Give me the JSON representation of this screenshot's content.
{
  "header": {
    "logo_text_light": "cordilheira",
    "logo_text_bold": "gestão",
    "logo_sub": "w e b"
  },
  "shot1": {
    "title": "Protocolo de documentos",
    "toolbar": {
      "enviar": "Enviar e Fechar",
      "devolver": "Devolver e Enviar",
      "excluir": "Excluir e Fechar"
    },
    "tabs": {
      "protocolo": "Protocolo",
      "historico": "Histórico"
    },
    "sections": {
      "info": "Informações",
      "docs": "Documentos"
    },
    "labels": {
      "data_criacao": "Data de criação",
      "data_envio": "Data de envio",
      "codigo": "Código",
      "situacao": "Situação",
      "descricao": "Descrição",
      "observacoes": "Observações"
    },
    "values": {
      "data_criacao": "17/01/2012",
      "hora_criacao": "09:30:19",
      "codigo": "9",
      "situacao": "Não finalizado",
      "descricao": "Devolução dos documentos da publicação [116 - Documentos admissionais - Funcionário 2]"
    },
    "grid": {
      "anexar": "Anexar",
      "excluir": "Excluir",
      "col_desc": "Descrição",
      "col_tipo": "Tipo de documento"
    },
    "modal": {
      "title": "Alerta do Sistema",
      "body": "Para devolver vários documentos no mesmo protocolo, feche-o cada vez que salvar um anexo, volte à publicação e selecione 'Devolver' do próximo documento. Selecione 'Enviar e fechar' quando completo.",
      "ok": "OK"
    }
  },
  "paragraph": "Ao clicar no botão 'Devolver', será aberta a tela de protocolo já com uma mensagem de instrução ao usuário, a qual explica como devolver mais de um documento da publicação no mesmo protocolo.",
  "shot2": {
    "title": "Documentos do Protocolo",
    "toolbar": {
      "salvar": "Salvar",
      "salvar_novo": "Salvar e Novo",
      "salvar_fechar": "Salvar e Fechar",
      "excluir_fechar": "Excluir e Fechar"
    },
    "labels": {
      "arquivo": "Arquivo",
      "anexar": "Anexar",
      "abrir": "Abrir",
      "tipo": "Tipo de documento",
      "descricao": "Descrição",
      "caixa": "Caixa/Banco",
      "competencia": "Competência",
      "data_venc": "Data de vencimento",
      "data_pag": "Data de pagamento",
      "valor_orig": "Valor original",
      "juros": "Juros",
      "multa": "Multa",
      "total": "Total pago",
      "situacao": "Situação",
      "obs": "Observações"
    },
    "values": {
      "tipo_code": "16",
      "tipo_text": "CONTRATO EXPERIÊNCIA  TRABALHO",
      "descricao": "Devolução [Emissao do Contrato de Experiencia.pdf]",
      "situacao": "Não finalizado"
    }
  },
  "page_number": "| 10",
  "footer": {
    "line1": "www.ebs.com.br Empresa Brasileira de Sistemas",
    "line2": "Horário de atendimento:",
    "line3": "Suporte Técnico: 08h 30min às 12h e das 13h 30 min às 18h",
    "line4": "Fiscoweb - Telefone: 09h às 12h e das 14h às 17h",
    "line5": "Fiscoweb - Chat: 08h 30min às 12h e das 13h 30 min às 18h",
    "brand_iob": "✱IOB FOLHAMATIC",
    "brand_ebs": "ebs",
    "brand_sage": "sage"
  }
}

..............................

Repeat the data above exactly.

→ Exercise response:
Give me the JSON representation of this screenshot's content.
{
  "header": {
    "logo_text_light": "cordilheira",
    "logo_text_bold": "gestão",
    "logo_sub": "w e b"
  },
  "shot1": {
    "title": "Protocolo de documentos",
    "toolbar": {
      "enviar": "Enviar e Fechar",
      "devolver": "Devolver e Enviar",
      "excluir": "Excluir e Fechar"
    },
    "tabs": {
      "protocolo": "Protocolo",
      "historico": "Histórico"
    },
    "sections": {
      "info": "Informações",
      "docs": "Documentos"
    },
    "labels": {
      "data_criacao": "Data de criação",
      "data_envio": "Data de envio",
      "codigo": "Código",
      "situacao": "Situação",
      "descricao": "Descrição",
      "observacoes": "Observações"
    },
    "values": {
      "data_criacao": "17/01/2012",
      "hora_criacao": "09:30:19",
      "codigo": "9",
      "situacao": "Não finalizado",
      "descricao": "Devolução dos documentos da publicação [116 - Documentos admissionais - Funcionário 2]"
    },
    "grid": {
      "anexar": "Anexar",
      "excluir": "Excluir",
      "col_desc": "Descrição",
      "col_tipo": "Tipo de documento"
    },
    "modal": {
      "title": "Alerta do Sistema",
      "body": "Para devolver vários documentos no mesmo protocolo, feche-o cada vez que salvar um anexo, volte à publicação e selecione 'Devolver' do próximo documento. Selecione 'Enviar e fechar' quando completo.",
      "ok": "OK"
    }
  },
  "paragraph": "Ao clicar no botão 'Devolver', será aberta a tela de protocolo já com uma mensagem de instrução ao usuário, a qual explica como devolver mais de um documento da publicação no mesmo protocolo.",
  "shot2": {
    "title": "Documentos do Protocolo",
    "toolbar": {
      "salvar": "Salvar",
      "salvar_novo": "Salvar e Novo",
      "salvar_fechar": "Salvar e Fechar",
      "excluir_fechar": "Excluir e Fechar"
    },
    "labels": {
      "arquivo": "Arquivo",
      "anexar": "Anexar",
      "abrir": "Abrir",
      "tipo": "Tipo de documento",
      "descricao": "Descrição",
      "caixa": "Caixa/Banco",
      "competencia": "Competência",
      "data_venc": "Data de vencimento",
      "data_pag": "Data de pagamento",
      "valor_orig": "Valor original",
      "juros": "Juros",
      "multa": "Multa",
      "total": "Total pago",
      "situacao": "Situação",
      "obs": "Observações"
    },
    "values": {
      "tipo_code": "16",
      "tipo_text": "CONTRATO EXPERIÊNCIA  TRABALHO",
      "descricao": "Devolução [Emissao do Contrato de Experiencia.pdf]",
      "situacao": "Não finalizado"
    }
  },
  "page_number": "| 10",
  "footer": {
    "line1": "www.ebs.com.br Empresa Brasileira de Sistemas",
    "line2": "Horário de atendimento:",
    "line3": "Suporte Técnico: 08h 30min às 12h e das 13h 30 min às 18h",
    "line4": "Fiscoweb - Telefone: 09h às 12h e das 14h às 17h",
    "line5": "Fiscoweb - Chat: 08h 30min às 12h e das 13h 30 min às 18h",
    "brand_iob": "✱IOB FOLHAMATIC",
    "brand_ebs": "ebs",
    "brand_sage": "sage"
  }
}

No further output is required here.